▶ [Short problem 1] In the Halloween forum thread, what theme is dynoflyer considering for starting over?
▶ [Short problem 2] Write out the Halloween forum thread from "This year I'm" to "it this year.".

▶ [Extracted text]
Start

Chin up Dynoflyer! Home haunting is a ton of work and mostly thankless so don't you feel bad for a second about taking it easy on yourself! 
We're taking a bit of break too this year and you know what - I'm finally getting to do all the Halloween things that I've wanted to do fro years but never had the time!
Anyway you choose to celebrate Halloween is going to be alright with us brother!
Hope you have a Sinister Season!!


----------



## dynoflyer (Oct 8, 2006)

I've decided to just lay back this year. After helping my son set up the props at his place this weekend, that is. I feel so relieved.

I went to the Pats/Cowboys game last week when I would normally have been setting up on a Sunday, and to the Pats/Steelers on the 30th. Working for Gillette and getting tickets to the Gillette Suite is a real Treat!

This year I'm going to visit other haunts in town, which I have NEVER been able to do before, and I'm going into Salem on Halloween weekend to check it out - - haven't done that in a dozen years! Best of all, the day after Halloween I'll sleep in, it's still on my vacation schedule. 
This'll give me inspiration for next year's displays - actually thinking about selling everything and starting over with a "Dia De Los Muertos" theme. Maybe Haunted Homestead is due for a makeover and that's why I haven't been able to get up for it this year.


----------



## Manon (Aug 2, 2011)

Hey! I'm doing a Dia de los Muertos theme next year too! Once this year is over, I'll look you up to see what props you're up to. Enjoy wandering around town and enjoying your Hallowe'en this year!!!


----------

End

▶ [Records]
Start

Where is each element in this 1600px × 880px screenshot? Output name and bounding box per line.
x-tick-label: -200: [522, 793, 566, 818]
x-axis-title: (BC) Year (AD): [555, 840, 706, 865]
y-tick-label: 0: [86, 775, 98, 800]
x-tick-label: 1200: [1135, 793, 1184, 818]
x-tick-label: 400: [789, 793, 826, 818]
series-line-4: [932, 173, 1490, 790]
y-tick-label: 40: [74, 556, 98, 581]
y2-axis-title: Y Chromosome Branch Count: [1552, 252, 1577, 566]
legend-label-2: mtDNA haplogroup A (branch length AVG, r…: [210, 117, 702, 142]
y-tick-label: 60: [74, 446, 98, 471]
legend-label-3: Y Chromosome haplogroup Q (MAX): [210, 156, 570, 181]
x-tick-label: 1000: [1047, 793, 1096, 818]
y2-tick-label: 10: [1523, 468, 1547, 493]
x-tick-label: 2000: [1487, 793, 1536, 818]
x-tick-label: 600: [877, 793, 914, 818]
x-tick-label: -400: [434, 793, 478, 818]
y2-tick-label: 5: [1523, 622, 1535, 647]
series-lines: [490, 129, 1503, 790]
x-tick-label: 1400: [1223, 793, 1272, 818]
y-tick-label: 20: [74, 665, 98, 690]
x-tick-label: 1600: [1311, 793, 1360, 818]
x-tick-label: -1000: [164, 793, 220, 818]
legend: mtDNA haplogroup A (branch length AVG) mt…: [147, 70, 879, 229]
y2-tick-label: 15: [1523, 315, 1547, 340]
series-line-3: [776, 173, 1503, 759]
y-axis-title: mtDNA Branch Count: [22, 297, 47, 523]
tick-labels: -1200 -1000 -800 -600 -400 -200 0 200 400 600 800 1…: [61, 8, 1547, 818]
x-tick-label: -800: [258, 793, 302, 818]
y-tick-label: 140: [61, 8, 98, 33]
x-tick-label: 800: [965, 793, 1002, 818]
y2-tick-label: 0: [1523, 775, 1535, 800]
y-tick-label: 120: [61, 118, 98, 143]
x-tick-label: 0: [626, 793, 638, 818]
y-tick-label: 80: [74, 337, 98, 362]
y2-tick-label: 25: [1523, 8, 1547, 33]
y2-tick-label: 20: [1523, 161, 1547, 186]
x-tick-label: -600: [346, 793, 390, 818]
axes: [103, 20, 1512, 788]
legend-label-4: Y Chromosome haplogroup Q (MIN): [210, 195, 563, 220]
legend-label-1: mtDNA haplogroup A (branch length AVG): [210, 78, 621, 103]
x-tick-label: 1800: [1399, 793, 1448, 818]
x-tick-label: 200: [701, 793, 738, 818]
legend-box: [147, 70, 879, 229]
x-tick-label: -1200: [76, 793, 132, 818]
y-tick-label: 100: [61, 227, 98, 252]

End

▶ [Result 1] A "Dia De Los Muertos" theme.

▶ [Result 2]
This year I'm going to visit other haunts in town, which I have NEVER been able to do before, and I'm going into Salem on Halloween weekend to check it out - - haven't done that in a dozen years! Best of all, the day after Halloween I'll sleep in, it's still on my vacation schedule. 
This'll give me inspiration for next year's displays - actually thinking about selling everything and starting over with a "Dia De Los Muertos" theme. Maybe Haunted Homestead is due for a makeover and that's why I haven't been able to get up for it this year.